**RECORD EXTRACTS:**
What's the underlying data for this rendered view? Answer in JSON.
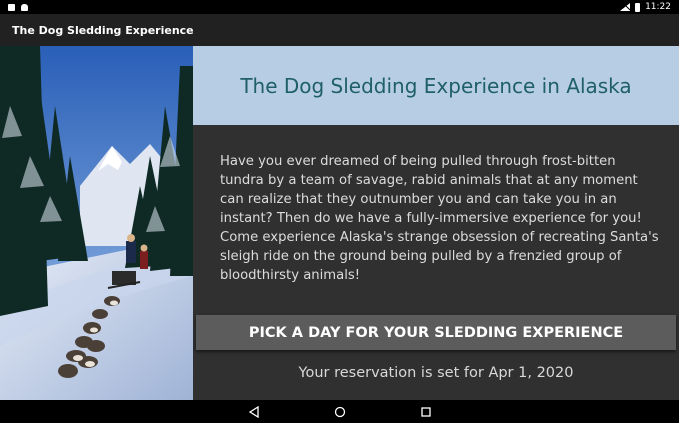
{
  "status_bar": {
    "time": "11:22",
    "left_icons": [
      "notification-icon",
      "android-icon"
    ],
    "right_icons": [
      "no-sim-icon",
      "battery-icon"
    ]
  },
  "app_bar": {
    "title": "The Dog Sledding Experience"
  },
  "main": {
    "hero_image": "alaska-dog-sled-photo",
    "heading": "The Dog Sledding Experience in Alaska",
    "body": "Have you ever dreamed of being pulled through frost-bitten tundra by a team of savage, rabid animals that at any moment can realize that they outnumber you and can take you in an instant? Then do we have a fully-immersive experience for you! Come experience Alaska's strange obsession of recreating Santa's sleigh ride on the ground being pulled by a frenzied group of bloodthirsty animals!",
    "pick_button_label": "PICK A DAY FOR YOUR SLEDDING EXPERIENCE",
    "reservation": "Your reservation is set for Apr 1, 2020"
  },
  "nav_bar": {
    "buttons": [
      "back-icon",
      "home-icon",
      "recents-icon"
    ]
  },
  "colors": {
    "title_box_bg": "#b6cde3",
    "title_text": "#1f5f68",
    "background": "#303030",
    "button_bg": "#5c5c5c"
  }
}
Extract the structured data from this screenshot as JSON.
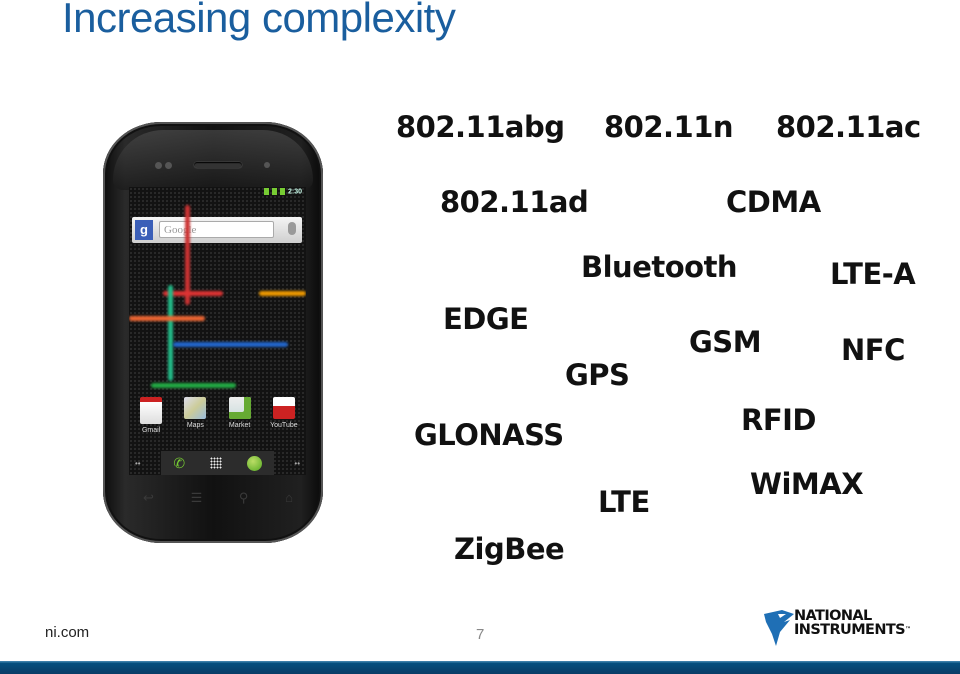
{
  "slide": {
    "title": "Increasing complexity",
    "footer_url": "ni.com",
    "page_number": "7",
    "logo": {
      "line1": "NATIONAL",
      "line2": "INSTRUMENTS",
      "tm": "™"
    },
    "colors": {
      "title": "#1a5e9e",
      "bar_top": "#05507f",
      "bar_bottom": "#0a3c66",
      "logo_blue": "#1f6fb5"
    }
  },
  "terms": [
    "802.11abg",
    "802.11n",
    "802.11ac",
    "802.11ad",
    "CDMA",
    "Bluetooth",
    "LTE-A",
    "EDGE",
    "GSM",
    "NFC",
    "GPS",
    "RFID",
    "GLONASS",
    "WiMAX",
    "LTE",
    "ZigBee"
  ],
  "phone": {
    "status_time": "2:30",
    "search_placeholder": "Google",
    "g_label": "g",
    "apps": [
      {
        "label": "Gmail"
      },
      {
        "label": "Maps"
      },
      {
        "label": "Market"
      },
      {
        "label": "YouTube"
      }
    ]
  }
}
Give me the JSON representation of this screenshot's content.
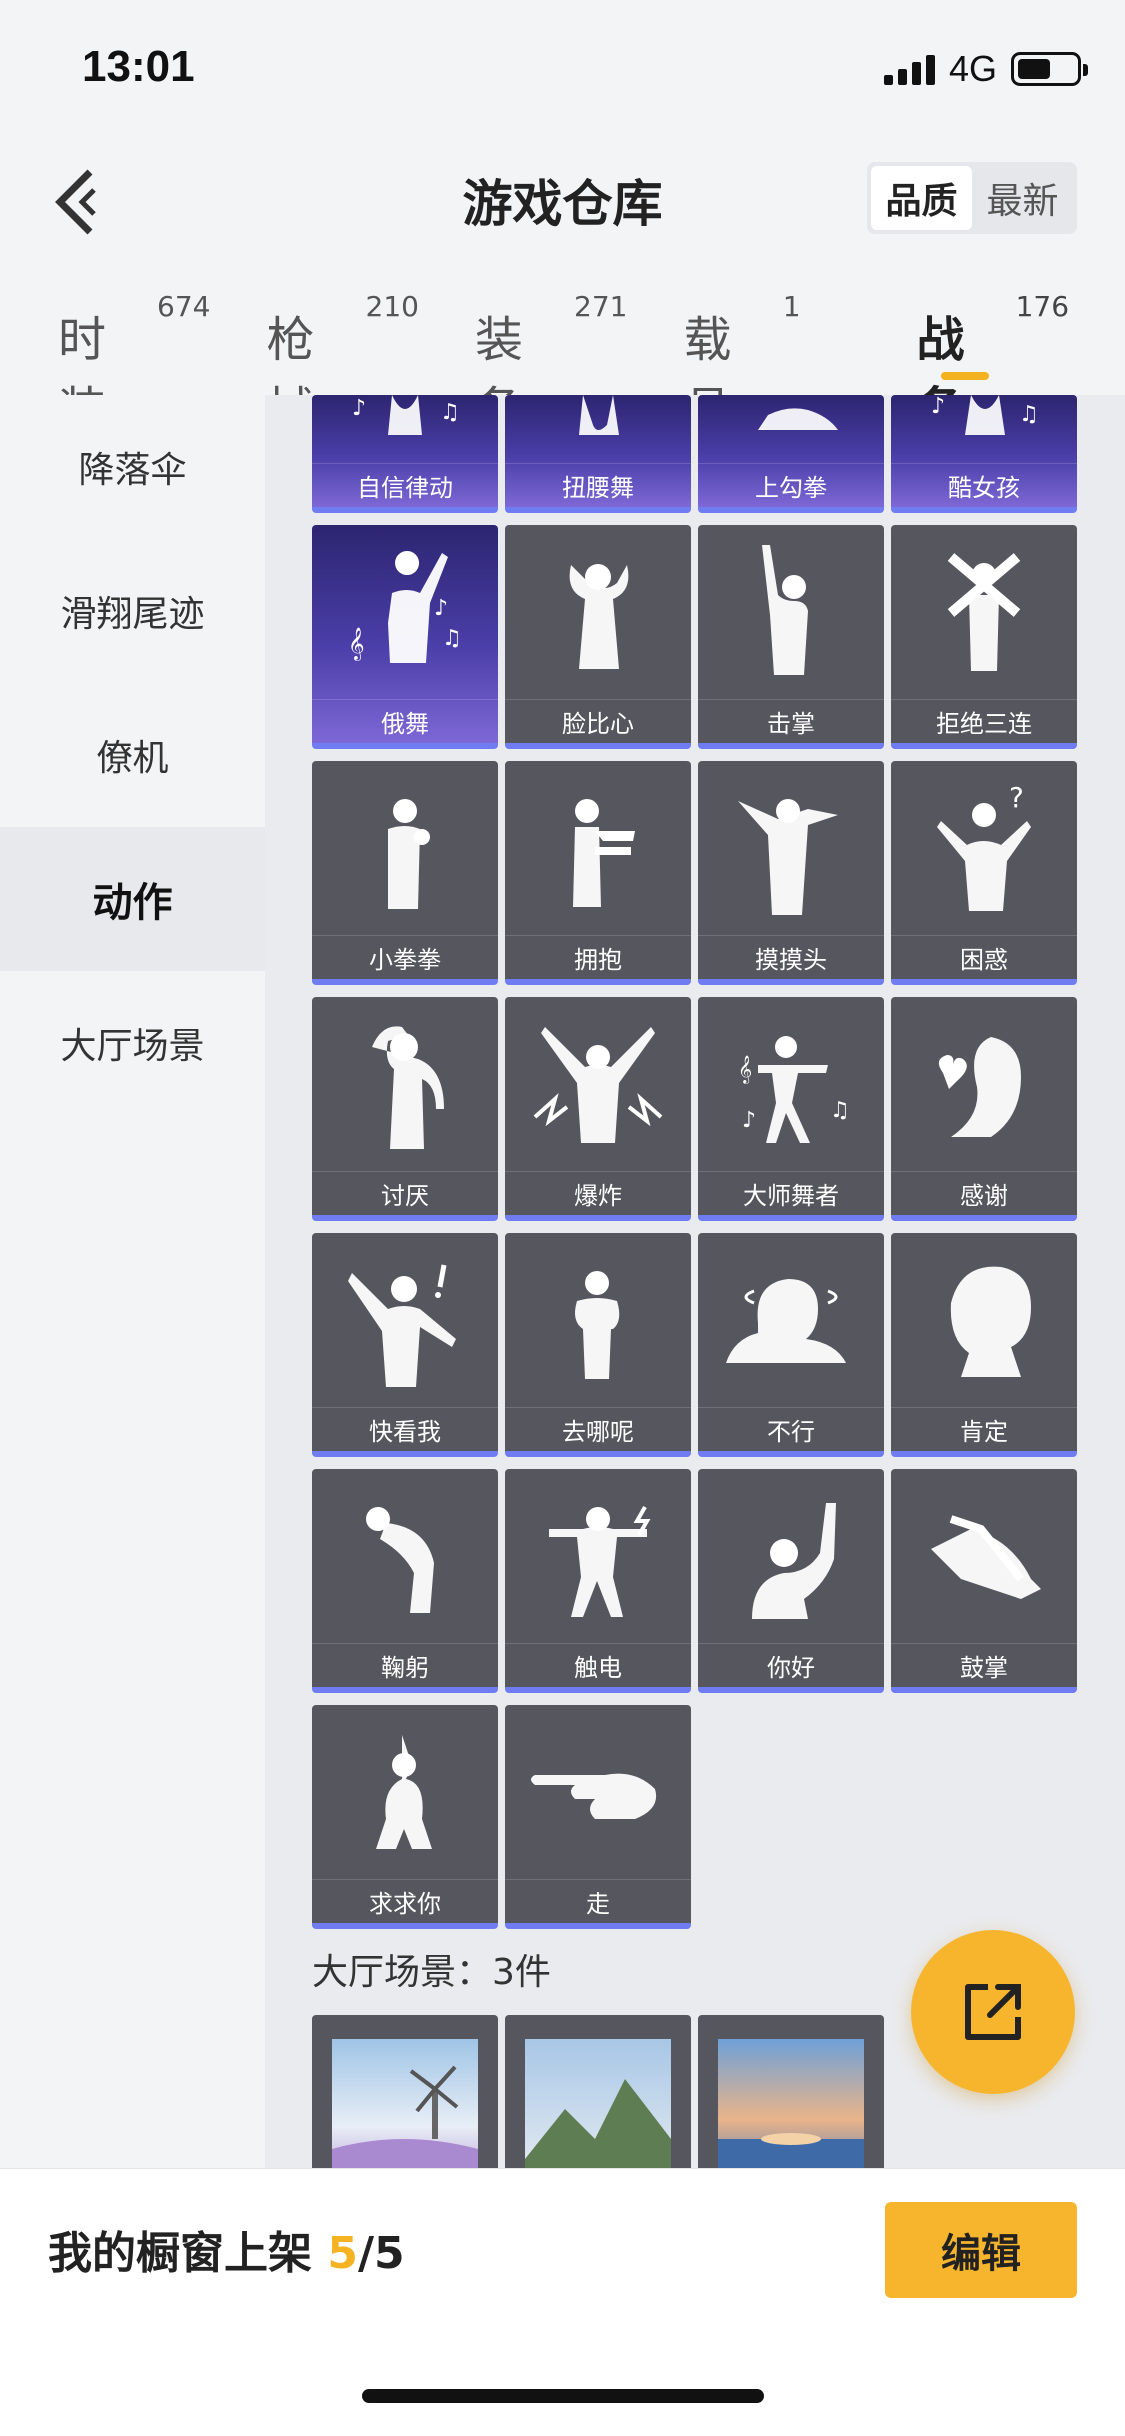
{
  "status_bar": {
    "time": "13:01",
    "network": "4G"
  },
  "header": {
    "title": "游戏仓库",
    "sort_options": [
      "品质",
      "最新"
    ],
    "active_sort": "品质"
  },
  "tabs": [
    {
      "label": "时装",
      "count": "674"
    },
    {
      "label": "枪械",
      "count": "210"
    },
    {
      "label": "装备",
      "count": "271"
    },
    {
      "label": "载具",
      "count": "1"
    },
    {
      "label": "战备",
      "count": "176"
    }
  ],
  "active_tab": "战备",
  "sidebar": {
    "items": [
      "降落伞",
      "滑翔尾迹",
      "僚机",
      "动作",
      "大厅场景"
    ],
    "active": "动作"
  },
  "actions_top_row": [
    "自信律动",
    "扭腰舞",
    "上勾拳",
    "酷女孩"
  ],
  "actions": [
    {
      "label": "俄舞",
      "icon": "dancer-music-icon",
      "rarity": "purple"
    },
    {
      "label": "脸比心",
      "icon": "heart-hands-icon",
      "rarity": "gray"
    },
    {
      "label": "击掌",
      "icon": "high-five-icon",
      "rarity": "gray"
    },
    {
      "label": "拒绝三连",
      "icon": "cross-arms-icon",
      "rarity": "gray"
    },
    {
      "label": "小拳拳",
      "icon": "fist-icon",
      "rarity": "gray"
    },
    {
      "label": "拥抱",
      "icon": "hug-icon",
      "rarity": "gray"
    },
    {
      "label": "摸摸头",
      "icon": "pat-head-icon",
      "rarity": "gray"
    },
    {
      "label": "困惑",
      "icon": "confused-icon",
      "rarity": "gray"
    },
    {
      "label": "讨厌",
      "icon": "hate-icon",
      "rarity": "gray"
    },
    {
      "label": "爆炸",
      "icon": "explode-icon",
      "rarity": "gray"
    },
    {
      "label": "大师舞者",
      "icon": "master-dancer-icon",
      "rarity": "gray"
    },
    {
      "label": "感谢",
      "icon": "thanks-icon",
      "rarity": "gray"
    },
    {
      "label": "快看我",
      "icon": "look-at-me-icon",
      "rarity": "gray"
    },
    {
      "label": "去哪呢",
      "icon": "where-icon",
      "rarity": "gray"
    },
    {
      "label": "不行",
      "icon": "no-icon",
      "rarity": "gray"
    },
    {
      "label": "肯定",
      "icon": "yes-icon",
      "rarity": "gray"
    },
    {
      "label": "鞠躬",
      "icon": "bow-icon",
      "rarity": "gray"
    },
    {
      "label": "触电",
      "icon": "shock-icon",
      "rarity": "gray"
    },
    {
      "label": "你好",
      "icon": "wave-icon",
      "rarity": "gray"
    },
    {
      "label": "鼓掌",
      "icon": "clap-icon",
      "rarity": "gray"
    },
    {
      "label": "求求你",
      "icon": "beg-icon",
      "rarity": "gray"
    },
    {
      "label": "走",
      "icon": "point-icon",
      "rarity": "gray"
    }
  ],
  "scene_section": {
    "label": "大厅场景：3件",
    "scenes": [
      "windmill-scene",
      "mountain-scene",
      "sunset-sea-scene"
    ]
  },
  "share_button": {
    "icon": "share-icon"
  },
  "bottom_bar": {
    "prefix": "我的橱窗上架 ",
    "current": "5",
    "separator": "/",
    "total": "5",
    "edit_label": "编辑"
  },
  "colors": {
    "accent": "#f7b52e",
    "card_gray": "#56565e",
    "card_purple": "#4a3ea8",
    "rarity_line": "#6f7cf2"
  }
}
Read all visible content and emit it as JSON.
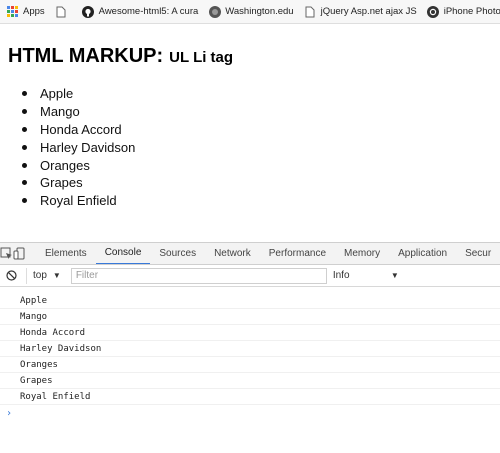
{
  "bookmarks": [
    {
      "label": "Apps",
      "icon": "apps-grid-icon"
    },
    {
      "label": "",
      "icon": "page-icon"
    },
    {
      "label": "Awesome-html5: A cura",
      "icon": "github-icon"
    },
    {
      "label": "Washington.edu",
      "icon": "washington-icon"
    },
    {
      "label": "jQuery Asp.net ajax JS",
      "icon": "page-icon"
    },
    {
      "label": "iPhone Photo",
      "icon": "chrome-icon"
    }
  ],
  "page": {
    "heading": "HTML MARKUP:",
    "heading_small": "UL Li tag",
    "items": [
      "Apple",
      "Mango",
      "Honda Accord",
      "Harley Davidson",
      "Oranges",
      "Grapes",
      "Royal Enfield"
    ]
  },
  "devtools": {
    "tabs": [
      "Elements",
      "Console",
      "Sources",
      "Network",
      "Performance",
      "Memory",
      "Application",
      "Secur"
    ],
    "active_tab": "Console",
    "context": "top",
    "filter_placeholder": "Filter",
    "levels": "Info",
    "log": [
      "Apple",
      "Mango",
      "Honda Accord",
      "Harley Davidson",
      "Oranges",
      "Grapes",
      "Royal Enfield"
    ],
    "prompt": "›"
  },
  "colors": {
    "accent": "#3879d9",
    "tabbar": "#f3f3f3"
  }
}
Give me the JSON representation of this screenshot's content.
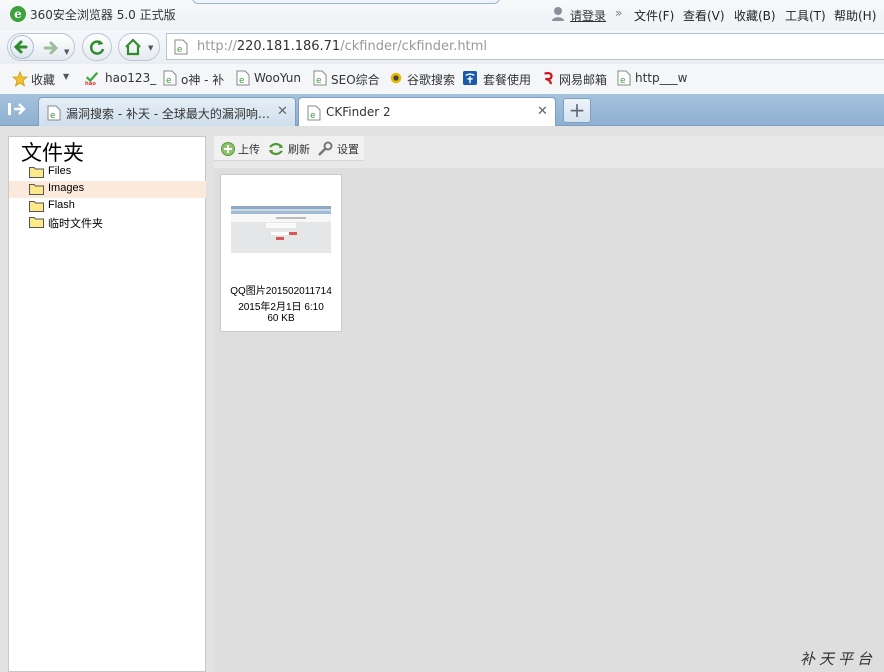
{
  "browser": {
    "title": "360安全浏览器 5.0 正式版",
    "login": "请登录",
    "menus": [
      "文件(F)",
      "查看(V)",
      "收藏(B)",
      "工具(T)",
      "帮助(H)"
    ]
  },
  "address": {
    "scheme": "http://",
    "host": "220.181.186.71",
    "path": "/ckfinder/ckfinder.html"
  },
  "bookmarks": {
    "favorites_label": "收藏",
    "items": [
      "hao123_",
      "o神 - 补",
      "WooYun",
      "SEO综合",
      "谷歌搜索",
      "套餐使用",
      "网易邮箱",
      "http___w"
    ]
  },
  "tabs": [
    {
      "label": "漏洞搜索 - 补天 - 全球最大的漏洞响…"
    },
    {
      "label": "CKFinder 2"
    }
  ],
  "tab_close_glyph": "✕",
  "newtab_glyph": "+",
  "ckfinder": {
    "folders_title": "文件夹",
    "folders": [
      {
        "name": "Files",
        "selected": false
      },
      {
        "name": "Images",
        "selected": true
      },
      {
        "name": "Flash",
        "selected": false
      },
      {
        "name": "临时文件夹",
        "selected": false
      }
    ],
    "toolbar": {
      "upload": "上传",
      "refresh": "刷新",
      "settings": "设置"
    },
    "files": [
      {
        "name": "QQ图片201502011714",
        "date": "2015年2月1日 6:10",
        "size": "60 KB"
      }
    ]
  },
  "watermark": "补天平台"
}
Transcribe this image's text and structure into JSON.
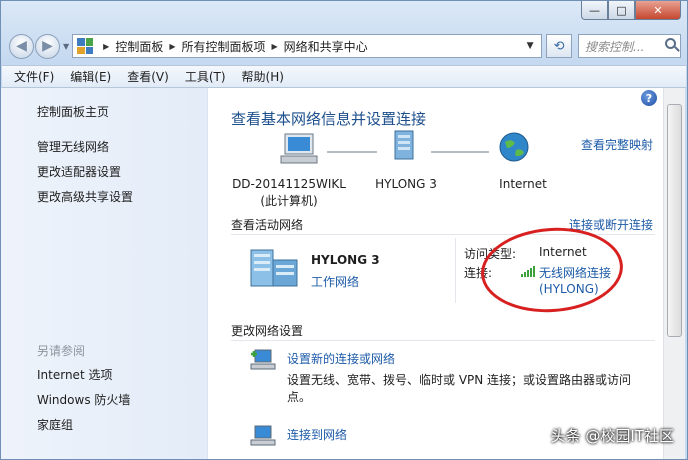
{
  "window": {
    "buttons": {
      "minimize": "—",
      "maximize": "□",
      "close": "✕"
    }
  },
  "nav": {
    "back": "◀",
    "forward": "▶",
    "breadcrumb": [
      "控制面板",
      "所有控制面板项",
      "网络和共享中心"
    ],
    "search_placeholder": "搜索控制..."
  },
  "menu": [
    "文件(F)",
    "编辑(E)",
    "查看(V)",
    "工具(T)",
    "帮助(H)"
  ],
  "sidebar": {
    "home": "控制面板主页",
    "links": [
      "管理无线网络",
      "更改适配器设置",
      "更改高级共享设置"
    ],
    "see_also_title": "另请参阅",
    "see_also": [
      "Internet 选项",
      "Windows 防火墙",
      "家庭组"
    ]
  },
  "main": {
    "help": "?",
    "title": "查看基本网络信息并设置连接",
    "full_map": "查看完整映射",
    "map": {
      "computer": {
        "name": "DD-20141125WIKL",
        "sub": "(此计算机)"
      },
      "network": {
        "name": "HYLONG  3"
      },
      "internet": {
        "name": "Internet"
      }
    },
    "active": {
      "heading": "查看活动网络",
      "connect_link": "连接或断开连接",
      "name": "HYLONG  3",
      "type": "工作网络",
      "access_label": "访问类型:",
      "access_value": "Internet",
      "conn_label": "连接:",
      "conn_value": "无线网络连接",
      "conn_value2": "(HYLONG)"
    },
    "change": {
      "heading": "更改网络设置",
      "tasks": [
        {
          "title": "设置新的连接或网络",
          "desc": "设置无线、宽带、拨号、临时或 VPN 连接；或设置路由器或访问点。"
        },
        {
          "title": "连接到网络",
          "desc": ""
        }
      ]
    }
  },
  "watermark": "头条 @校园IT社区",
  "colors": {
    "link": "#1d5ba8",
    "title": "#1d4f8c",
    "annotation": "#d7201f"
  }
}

**WHAT IS BEING ASKED:**
Search the lines above for the string "data" and copy each line that has it.

**RESPONSE TO THE TASK:**
What's the underlying data for this rendered view? Answer in JSON.
Extract the structured data from this screenshot as JSON.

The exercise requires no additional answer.